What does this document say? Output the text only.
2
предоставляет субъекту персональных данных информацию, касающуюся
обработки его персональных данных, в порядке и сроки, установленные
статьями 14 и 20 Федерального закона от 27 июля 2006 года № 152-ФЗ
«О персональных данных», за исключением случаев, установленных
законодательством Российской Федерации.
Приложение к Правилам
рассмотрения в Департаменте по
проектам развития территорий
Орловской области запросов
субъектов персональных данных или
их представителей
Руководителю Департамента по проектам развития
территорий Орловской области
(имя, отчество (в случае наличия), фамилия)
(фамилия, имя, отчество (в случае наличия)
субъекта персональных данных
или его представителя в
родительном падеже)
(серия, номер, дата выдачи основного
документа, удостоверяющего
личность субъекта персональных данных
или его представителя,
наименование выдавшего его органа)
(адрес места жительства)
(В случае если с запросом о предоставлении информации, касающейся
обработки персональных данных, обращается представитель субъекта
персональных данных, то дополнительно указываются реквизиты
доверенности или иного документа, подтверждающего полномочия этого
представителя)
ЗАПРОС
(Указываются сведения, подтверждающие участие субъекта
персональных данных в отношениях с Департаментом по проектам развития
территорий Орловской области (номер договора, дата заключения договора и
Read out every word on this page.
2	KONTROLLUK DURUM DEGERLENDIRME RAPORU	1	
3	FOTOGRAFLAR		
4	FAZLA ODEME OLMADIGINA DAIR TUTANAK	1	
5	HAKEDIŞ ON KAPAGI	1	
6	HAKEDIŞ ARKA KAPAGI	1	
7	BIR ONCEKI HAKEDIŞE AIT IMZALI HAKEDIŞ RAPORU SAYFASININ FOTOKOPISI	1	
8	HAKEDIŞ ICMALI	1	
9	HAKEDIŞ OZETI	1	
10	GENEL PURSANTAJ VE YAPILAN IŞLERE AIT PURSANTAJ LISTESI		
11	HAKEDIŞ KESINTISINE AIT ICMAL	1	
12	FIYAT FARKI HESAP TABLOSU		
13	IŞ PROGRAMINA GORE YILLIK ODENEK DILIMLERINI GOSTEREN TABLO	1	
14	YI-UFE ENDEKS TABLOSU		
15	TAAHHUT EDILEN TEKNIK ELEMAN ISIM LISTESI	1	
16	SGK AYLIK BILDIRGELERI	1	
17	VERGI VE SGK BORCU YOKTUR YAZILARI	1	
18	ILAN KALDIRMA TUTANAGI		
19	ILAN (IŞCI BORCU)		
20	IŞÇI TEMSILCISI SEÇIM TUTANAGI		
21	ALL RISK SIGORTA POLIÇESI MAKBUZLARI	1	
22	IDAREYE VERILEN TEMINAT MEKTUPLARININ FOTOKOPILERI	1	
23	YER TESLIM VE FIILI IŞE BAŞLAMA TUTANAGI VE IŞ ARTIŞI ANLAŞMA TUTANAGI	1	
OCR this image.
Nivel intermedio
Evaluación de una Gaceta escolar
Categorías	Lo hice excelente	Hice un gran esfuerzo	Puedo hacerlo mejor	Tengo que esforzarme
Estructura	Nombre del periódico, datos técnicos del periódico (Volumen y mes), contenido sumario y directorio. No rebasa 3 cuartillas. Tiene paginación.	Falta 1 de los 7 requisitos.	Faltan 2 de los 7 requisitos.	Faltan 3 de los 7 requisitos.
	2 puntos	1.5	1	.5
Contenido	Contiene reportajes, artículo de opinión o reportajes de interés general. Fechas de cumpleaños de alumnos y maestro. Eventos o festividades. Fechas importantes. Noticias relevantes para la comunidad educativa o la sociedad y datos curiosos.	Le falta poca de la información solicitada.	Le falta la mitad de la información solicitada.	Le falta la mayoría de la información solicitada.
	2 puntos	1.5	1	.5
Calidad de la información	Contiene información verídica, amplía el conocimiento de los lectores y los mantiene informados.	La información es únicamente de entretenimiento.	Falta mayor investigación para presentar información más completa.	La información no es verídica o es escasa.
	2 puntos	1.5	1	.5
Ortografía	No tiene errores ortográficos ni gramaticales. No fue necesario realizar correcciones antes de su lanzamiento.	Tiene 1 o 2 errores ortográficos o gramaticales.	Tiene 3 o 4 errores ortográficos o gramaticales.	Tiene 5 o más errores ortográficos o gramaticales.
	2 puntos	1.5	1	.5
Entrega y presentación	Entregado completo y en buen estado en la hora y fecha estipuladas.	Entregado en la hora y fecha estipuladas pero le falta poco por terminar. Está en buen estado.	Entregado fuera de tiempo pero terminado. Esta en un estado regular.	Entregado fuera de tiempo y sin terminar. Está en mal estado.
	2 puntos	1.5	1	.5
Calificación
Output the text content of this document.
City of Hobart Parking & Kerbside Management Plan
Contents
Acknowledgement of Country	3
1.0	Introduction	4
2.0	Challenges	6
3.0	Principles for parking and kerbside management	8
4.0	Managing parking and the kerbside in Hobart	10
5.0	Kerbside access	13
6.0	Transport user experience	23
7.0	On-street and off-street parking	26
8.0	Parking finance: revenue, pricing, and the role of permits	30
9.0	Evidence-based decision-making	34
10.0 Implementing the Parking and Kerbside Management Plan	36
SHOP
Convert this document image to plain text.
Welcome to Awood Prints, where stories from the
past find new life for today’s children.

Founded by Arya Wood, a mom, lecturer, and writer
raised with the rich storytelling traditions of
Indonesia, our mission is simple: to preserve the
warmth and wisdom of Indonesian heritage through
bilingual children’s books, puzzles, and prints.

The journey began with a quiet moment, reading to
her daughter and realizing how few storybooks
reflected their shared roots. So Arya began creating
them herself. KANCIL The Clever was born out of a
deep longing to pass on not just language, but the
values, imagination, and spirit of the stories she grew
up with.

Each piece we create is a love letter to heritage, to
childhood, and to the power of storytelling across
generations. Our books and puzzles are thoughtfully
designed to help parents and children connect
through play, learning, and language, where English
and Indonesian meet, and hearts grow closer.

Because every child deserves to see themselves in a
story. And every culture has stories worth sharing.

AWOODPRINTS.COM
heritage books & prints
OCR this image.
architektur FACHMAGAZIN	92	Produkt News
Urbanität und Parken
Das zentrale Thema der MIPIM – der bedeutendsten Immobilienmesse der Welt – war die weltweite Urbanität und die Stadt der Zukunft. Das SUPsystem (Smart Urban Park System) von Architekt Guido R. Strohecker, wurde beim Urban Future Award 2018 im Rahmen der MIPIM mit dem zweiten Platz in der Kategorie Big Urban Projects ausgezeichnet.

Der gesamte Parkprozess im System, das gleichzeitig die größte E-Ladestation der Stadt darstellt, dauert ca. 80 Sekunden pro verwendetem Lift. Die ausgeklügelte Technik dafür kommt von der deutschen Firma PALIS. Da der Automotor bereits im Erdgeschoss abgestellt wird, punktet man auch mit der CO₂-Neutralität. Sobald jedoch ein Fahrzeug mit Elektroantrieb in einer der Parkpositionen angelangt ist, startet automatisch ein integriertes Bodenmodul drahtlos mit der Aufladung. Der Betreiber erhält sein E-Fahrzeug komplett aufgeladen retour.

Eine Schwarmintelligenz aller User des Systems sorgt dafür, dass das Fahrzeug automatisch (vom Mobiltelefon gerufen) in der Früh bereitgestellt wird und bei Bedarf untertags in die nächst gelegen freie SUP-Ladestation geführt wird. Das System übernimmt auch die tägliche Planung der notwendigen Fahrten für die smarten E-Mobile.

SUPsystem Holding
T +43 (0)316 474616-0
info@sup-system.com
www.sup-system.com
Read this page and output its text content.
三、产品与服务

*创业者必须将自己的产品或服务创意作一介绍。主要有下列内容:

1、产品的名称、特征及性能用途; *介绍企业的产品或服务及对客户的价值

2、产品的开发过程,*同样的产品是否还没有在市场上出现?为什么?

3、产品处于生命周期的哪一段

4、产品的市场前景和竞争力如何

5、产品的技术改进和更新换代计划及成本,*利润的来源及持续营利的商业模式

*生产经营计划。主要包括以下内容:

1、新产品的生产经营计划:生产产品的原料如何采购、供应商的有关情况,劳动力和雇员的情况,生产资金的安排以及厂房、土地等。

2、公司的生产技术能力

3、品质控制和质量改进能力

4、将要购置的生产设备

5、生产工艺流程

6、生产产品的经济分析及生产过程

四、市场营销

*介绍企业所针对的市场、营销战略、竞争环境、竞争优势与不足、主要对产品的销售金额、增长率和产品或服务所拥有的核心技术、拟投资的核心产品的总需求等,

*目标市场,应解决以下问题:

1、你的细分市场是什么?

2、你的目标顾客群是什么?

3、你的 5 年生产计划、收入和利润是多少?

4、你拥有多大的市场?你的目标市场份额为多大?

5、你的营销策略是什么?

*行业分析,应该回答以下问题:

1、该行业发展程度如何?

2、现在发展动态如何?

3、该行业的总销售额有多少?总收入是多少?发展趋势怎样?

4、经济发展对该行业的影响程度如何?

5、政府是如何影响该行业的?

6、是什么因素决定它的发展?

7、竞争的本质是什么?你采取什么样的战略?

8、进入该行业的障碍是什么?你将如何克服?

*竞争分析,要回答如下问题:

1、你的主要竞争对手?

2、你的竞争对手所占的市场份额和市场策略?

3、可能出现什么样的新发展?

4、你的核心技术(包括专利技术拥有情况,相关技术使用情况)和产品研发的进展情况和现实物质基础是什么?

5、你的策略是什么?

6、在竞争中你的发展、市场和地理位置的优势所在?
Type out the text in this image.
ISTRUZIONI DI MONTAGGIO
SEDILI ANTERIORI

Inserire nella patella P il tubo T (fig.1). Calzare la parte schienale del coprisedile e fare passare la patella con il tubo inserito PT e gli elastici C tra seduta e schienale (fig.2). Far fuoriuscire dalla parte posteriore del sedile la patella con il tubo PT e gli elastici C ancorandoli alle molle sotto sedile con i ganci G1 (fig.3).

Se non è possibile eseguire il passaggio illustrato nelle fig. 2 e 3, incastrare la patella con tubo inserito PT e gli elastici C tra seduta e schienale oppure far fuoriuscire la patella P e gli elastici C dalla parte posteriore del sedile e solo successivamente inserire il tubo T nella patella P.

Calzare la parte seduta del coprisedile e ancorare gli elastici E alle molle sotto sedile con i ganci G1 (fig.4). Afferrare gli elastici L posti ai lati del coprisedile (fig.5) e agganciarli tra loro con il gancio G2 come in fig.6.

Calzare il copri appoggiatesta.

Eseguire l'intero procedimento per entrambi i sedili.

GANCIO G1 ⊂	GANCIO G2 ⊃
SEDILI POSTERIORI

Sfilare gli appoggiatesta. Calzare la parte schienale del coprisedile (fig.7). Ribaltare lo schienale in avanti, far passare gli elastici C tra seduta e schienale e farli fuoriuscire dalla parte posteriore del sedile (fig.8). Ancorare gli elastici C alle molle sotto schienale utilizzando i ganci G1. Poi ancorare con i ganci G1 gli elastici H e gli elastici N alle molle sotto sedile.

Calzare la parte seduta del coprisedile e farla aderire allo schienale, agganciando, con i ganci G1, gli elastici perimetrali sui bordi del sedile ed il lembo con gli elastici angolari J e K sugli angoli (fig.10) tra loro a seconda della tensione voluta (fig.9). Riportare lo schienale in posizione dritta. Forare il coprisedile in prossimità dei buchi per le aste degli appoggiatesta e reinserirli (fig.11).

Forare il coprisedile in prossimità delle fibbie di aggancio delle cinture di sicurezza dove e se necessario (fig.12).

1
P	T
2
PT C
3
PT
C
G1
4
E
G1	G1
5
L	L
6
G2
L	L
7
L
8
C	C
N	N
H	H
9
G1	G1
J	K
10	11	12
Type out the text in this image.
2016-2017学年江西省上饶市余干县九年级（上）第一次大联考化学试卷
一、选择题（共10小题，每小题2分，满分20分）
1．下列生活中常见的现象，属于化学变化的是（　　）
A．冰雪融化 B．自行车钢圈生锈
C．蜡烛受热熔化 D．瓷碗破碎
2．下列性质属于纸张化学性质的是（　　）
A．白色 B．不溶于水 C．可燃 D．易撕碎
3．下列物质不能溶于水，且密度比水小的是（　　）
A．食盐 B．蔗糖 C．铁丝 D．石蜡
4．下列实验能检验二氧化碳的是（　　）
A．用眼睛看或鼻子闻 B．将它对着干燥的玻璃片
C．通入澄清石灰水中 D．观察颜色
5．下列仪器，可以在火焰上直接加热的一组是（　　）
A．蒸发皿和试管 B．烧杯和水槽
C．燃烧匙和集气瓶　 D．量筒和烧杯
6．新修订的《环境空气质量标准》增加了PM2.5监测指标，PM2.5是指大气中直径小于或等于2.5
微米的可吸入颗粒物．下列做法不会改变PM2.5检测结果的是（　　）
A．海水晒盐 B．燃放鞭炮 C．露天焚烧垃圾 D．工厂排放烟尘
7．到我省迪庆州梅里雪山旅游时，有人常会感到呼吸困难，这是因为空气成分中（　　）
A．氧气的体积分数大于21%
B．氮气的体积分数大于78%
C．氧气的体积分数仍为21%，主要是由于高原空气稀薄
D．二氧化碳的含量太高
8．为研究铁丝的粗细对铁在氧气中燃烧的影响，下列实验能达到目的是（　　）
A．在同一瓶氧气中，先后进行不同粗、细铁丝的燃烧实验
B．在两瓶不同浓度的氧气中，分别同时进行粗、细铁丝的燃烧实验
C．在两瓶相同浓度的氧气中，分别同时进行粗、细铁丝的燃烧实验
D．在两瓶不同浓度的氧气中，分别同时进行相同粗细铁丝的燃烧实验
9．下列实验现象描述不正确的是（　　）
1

What to produce — For the data above, state how many lines contain "prossimità"; the number is the whole answer.

Expected output — 2